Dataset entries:
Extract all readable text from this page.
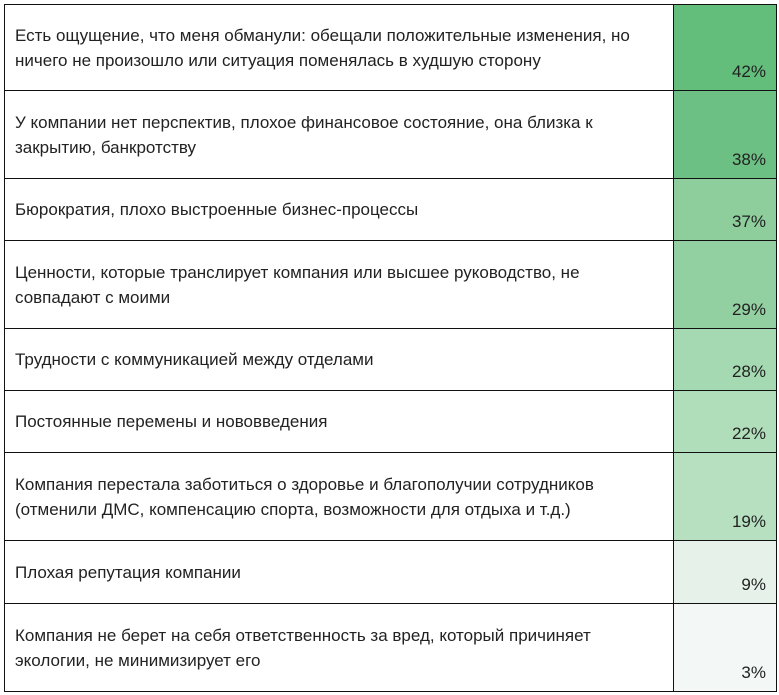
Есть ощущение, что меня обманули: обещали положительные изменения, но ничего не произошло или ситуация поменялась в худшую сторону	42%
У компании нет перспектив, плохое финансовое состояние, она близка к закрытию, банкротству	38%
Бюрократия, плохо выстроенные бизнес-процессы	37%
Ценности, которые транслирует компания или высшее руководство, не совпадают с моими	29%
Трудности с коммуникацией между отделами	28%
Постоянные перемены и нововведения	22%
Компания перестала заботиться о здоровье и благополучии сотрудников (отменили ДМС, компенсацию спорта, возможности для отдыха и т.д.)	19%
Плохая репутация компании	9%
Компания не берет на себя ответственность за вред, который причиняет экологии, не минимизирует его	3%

▸ EXERCISE INSTRUCTIONS
Output all of the data exactly as it stands, minus any images.

▸ WRITTEN REPLY
Extract all readable text from this page.
Есть ощущение, что меня обманули: обещали положительные изменения, но ничего не произошло или ситуация поменялась в худшую сторону	42%
У компании нет перспектив, плохое финансовое состояние, она близка к закрытию, банкротству	38%
Бюрократия, плохо выстроенные бизнес-процессы	37%
Ценности, которые транслирует компания или высшее руководство, не совпадают с моими	29%
Трудности с коммуникацией между отделами	28%
Постоянные перемены и нововведения	22%
Компания перестала заботиться о здоровье и благополучии сотрудников (отменили ДМС, компенсацию спорта, возможности для отдыха и т.д.)	19%
Плохая репутация компании	9%
Компания не берет на себя ответственность за вред, который причиняет экологии, не минимизирует его	3%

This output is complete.